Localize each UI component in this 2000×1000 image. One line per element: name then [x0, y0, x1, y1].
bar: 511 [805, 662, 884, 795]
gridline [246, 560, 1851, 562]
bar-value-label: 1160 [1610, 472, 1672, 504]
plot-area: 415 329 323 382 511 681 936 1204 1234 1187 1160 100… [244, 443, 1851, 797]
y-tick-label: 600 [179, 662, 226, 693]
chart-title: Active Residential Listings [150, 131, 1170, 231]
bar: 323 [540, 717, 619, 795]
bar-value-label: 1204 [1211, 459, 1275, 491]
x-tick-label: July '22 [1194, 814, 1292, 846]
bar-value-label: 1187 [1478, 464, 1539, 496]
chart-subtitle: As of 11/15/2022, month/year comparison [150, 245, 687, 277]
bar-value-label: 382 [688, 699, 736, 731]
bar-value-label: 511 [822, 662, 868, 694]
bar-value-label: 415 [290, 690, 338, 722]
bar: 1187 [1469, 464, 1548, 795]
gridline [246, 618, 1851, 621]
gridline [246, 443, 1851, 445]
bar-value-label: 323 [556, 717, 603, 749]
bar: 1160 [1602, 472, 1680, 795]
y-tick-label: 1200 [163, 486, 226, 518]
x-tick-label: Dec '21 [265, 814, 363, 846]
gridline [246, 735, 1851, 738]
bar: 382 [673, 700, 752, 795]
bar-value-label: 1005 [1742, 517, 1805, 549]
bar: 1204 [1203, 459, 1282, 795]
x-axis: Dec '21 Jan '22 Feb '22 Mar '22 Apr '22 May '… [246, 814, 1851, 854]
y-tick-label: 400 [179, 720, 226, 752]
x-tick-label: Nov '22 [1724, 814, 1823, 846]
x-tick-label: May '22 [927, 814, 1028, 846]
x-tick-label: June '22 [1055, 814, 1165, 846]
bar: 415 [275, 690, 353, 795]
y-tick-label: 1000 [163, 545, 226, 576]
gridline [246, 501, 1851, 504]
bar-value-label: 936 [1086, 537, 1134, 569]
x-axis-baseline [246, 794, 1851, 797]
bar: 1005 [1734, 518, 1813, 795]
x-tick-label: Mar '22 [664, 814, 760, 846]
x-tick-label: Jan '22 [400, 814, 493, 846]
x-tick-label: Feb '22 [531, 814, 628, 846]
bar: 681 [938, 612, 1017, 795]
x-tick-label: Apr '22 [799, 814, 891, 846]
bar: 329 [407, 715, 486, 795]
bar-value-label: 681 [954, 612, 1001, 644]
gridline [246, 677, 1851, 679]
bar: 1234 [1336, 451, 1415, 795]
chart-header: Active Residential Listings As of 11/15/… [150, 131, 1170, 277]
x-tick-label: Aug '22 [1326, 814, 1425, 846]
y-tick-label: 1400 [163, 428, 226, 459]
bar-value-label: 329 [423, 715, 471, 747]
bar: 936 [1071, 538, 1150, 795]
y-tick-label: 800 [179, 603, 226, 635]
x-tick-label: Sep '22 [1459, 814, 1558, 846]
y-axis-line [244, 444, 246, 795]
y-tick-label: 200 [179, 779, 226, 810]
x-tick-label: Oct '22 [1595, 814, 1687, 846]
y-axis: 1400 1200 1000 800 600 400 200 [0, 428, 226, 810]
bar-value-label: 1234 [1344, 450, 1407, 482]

TASK DETAILS -> Reproduce every line of the records above verbatim, from the first line through the last.

TASK SOLUTION ->
Localize each UI component in this 2000×1000 image. One line per element: name then [x0, y0, x1, y1].
bar: 511 [805, 662, 884, 795]
gridline [246, 560, 1851, 562]
bar-value-label: 1160 [1610, 472, 1672, 504]
plot-area: 415 329 323 382 511 681 936 1204 1234 1187 1160 100… [244, 443, 1851, 797]
y-tick-label: 600 [179, 662, 226, 693]
chart-title: Active Residential Listings [150, 131, 1170, 231]
bar: 323 [540, 717, 619, 795]
bar-value-label: 1204 [1211, 459, 1275, 491]
x-tick-label: July '22 [1194, 814, 1292, 846]
bar-value-label: 1187 [1478, 464, 1539, 496]
chart-subtitle: As of 11/15/2022, month/year comparison [150, 245, 687, 277]
bar-value-label: 382 [688, 699, 736, 731]
bar-value-label: 511 [822, 662, 868, 694]
bar-value-label: 415 [290, 690, 338, 722]
bar: 1187 [1469, 464, 1548, 795]
gridline [246, 618, 1851, 621]
gridline [246, 443, 1851, 445]
bar-value-label: 323 [556, 717, 603, 749]
bar: 1160 [1602, 472, 1680, 795]
y-tick-label: 1200 [163, 486, 226, 518]
x-tick-label: Dec '21 [265, 814, 363, 846]
gridline [246, 735, 1851, 738]
bar: 382 [673, 700, 752, 795]
bar-value-label: 1005 [1742, 517, 1805, 549]
bar: 1204 [1203, 459, 1282, 795]
x-axis: Dec '21 Jan '22 Feb '22 Mar '22 Apr '22 May '… [246, 814, 1851, 854]
y-tick-label: 400 [179, 720, 226, 752]
x-tick-label: Nov '22 [1724, 814, 1823, 846]
x-tick-label: May '22 [927, 814, 1028, 846]
x-tick-label: June '22 [1055, 814, 1165, 846]
bar: 415 [275, 690, 353, 795]
y-tick-label: 1000 [163, 545, 226, 576]
gridline [246, 501, 1851, 504]
bar-value-label: 936 [1086, 537, 1134, 569]
x-axis-baseline [246, 794, 1851, 797]
bar: 1005 [1734, 518, 1813, 795]
x-tick-label: Mar '22 [664, 814, 760, 846]
x-tick-label: Jan '22 [400, 814, 493, 846]
x-tick-label: Feb '22 [531, 814, 628, 846]
bar: 681 [938, 612, 1017, 795]
x-tick-label: Apr '22 [799, 814, 891, 846]
bar: 329 [407, 715, 486, 795]
bar-value-label: 681 [954, 612, 1001, 644]
gridline [246, 677, 1851, 679]
bar: 1234 [1336, 451, 1415, 795]
chart-header: Active Residential Listings As of 11/15/… [150, 131, 1170, 277]
x-tick-label: Aug '22 [1326, 814, 1425, 846]
y-tick-label: 1400 [163, 428, 226, 459]
bar-value-label: 329 [423, 715, 471, 747]
bar: 936 [1071, 538, 1150, 795]
y-tick-label: 800 [179, 603, 226, 635]
x-tick-label: Sep '22 [1459, 814, 1558, 846]
y-axis-line [244, 444, 246, 795]
y-tick-label: 200 [179, 779, 226, 810]
x-tick-label: Oct '22 [1595, 814, 1687, 846]
y-axis: 1400 1200 1000 800 600 400 200 [0, 428, 226, 810]
bar-value-label: 1234 [1344, 450, 1407, 482]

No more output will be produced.